GIVEN EXERCISE:
Output every line exactly as written. Leave out pictures.
═════ DATA SUPPLIED ═════
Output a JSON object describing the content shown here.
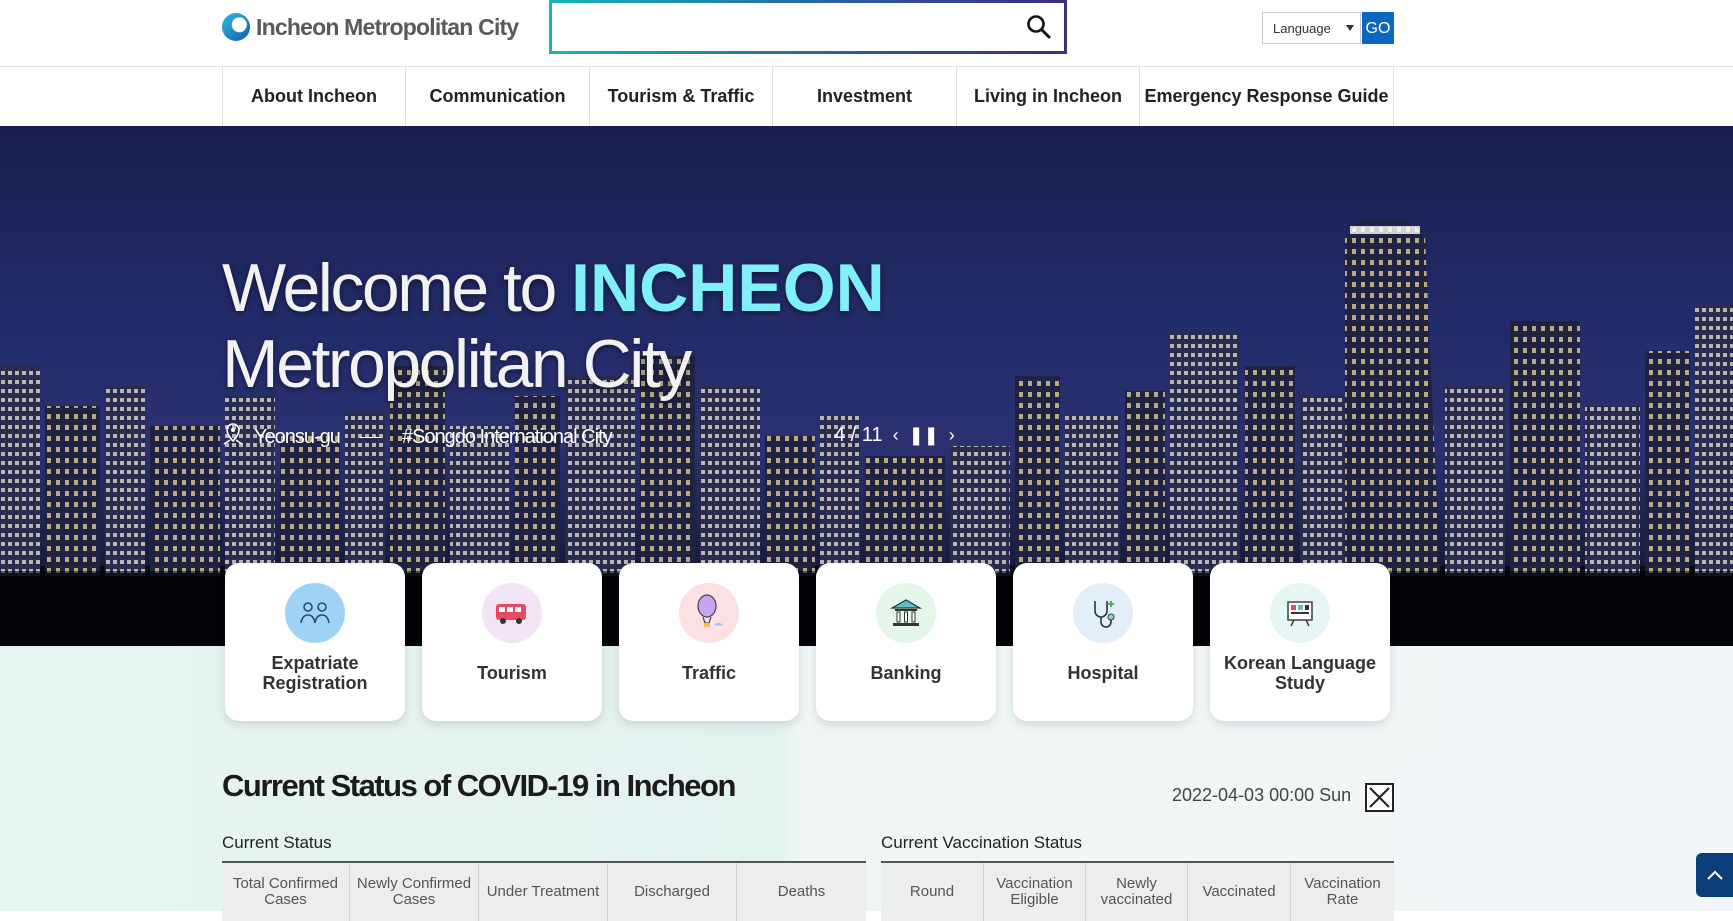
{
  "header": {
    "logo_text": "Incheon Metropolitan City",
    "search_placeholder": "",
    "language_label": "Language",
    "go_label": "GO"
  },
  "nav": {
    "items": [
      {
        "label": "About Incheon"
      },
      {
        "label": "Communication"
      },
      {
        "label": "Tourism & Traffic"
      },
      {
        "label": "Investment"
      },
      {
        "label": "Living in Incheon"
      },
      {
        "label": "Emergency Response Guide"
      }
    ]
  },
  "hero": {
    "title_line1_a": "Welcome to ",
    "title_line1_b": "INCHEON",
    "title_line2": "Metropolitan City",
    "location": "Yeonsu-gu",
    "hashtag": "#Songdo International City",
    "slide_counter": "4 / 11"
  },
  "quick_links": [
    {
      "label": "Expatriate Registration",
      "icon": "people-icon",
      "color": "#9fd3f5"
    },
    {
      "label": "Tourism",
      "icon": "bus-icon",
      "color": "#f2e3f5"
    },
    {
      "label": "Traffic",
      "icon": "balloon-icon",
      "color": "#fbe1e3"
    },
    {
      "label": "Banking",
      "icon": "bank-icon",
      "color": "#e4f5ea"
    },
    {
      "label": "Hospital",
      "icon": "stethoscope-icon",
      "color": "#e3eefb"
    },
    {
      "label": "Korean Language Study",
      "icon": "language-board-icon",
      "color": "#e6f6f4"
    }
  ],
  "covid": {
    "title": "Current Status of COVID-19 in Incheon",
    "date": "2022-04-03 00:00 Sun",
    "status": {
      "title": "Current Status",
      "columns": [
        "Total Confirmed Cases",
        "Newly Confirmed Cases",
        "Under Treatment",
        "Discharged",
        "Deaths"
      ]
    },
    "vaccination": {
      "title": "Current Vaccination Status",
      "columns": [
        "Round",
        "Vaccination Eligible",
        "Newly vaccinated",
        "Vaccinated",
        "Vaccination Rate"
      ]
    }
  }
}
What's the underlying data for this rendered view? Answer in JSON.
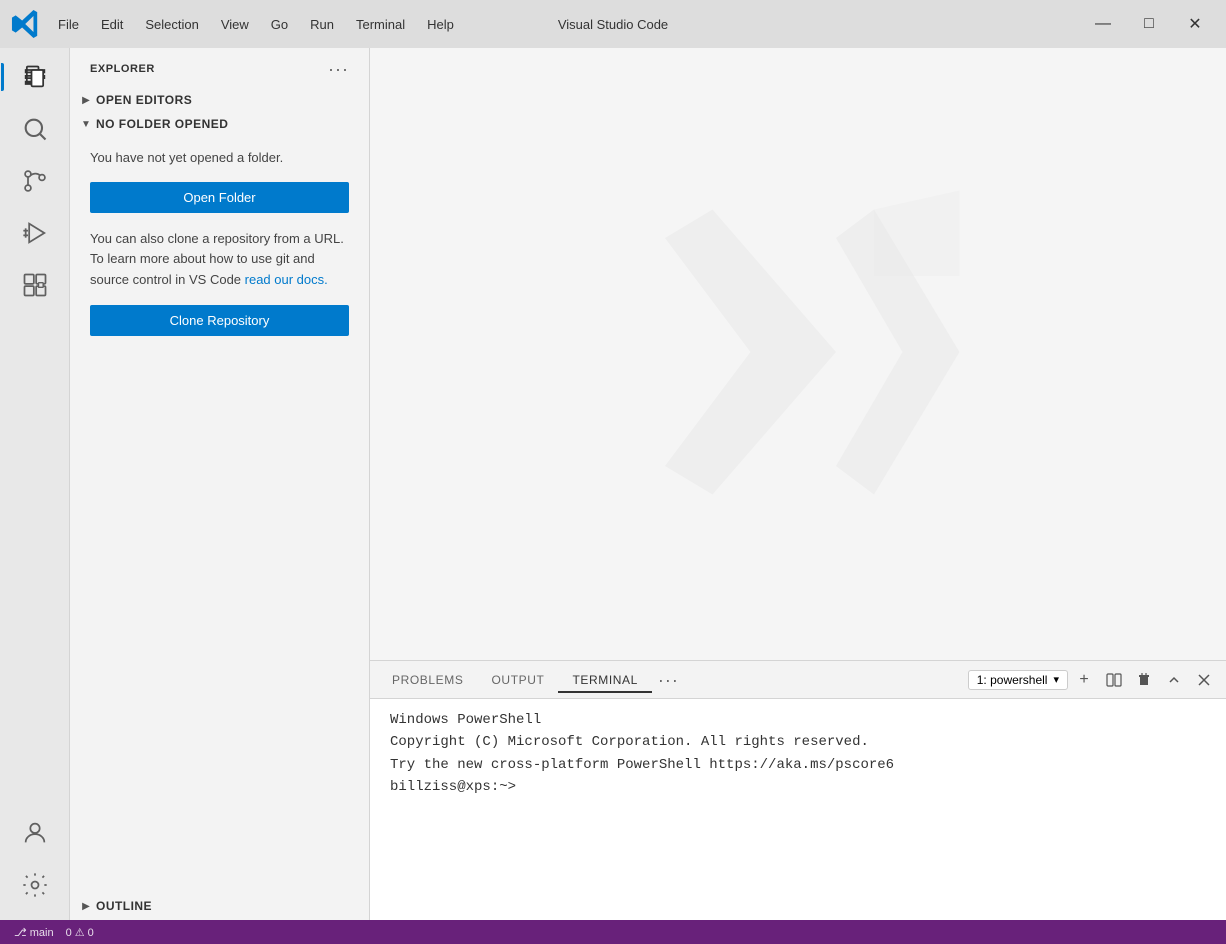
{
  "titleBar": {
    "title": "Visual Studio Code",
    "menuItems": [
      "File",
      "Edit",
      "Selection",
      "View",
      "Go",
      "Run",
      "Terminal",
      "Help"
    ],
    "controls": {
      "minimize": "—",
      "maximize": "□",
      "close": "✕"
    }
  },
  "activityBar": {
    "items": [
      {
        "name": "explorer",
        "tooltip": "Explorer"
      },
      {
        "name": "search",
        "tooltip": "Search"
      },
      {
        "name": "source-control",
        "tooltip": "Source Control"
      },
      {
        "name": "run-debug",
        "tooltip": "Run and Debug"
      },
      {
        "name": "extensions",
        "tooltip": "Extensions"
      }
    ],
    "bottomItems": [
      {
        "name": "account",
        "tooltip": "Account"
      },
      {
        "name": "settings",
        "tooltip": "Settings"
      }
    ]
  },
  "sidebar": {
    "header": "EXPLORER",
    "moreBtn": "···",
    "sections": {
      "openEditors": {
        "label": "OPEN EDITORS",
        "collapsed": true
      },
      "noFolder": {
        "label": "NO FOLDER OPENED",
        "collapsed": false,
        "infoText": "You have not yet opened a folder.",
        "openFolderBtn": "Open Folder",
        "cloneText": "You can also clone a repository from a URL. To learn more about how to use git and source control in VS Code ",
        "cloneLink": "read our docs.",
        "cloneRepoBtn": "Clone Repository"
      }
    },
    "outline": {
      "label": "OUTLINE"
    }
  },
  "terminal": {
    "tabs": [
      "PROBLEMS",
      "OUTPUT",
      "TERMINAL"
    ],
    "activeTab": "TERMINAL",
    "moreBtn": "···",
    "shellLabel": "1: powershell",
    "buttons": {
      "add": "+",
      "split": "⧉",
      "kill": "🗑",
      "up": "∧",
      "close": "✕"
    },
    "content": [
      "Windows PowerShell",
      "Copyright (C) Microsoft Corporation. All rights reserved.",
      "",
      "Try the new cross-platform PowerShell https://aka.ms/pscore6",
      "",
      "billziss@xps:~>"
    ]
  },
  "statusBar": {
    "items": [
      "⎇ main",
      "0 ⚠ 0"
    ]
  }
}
═════
REPLY:
Output a JSON object describing the content shown here.
{
  "header": {
    "logo_text": "Incheon Metropolitan City",
    "search_placeholder": "",
    "language_label": "Language",
    "go_label": "GO"
  },
  "nav": {
    "items": [
      {
        "label": "About Incheon"
      },
      {
        "label": "Communication"
      },
      {
        "label": "Tourism & Traffic"
      },
      {
        "label": "Investment"
      },
      {
        "label": "Living in Incheon"
      },
      {
        "label": "Emergency Response Guide"
      }
    ]
  },
  "hero": {
    "title_line1_a": "Welcome to ",
    "title_line1_b": "INCHEON",
    "title_line2": "Metropolitan City",
    "location": "Yeonsu-gu",
    "hashtag": "#Songdo International City",
    "slide_counter": "4 / 11"
  },
  "quick_links": [
    {
      "label": "Expatriate Registration",
      "icon": "people-icon",
      "color": "#9fd3f5"
    },
    {
      "label": "Tourism",
      "icon": "bus-icon",
      "color": "#f2e3f5"
    },
    {
      "label": "Traffic",
      "icon": "balloon-icon",
      "color": "#fbe1e3"
    },
    {
      "label": "Banking",
      "icon": "bank-icon",
      "color": "#e4f5ea"
    },
    {
      "label": "Hospital",
      "icon": "stethoscope-icon",
      "color": "#e3eefb"
    },
    {
      "label": "Korean Language Study",
      "icon": "language-board-icon",
      "color": "#e6f6f4"
    }
  ],
  "covid": {
    "title": "Current Status of COVID-19 in Incheon",
    "date": "2022-04-03 00:00 Sun",
    "status": {
      "title": "Current Status",
      "columns": [
        "Total Confirmed Cases",
        "Newly Confirmed Cases",
        "Under Treatment",
        "Discharged",
        "Deaths"
      ]
    },
    "vaccination": {
      "title": "Current Vaccination Status",
      "columns": [
        "Round",
        "Vaccination Eligible",
        "Newly vaccinated",
        "Vaccinated",
        "Vaccination Rate"
      ]
    }
  }
}
What's the underlying data for this rendered view? Answer in JSON.
{
  "titleBar": {
    "title": "Visual Studio Code",
    "menuItems": [
      "File",
      "Edit",
      "Selection",
      "View",
      "Go",
      "Run",
      "Terminal",
      "Help"
    ],
    "controls": {
      "minimize": "—",
      "maximize": "□",
      "close": "✕"
    }
  },
  "activityBar": {
    "items": [
      {
        "name": "explorer",
        "tooltip": "Explorer"
      },
      {
        "name": "search",
        "tooltip": "Search"
      },
      {
        "name": "source-control",
        "tooltip": "Source Control"
      },
      {
        "name": "run-debug",
        "tooltip": "Run and Debug"
      },
      {
        "name": "extensions",
        "tooltip": "Extensions"
      }
    ],
    "bottomItems": [
      {
        "name": "account",
        "tooltip": "Account"
      },
      {
        "name": "settings",
        "tooltip": "Settings"
      }
    ]
  },
  "sidebar": {
    "header": "EXPLORER",
    "moreBtn": "···",
    "sections": {
      "openEditors": {
        "label": "OPEN EDITORS",
        "collapsed": true
      },
      "noFolder": {
        "label": "NO FOLDER OPENED",
        "collapsed": false,
        "infoText": "You have not yet opened a folder.",
        "openFolderBtn": "Open Folder",
        "cloneText": "You can also clone a repository from a URL. To learn more about how to use git and source control in VS Code ",
        "cloneLink": "read our docs.",
        "cloneRepoBtn": "Clone Repository"
      }
    },
    "outline": {
      "label": "OUTLINE"
    }
  },
  "terminal": {
    "tabs": [
      "PROBLEMS",
      "OUTPUT",
      "TERMINAL"
    ],
    "activeTab": "TERMINAL",
    "moreBtn": "···",
    "shellLabel": "1: powershell",
    "buttons": {
      "add": "+",
      "split": "⧉",
      "kill": "🗑",
      "up": "∧",
      "close": "✕"
    },
    "content": [
      "Windows PowerShell",
      "Copyright (C) Microsoft Corporation. All rights reserved.",
      "",
      "Try the new cross-platform PowerShell https://aka.ms/pscore6",
      "",
      "billziss@xps:~>"
    ]
  },
  "statusBar": {
    "items": [
      "⎇ main",
      "0 ⚠ 0"
    ]
  }
}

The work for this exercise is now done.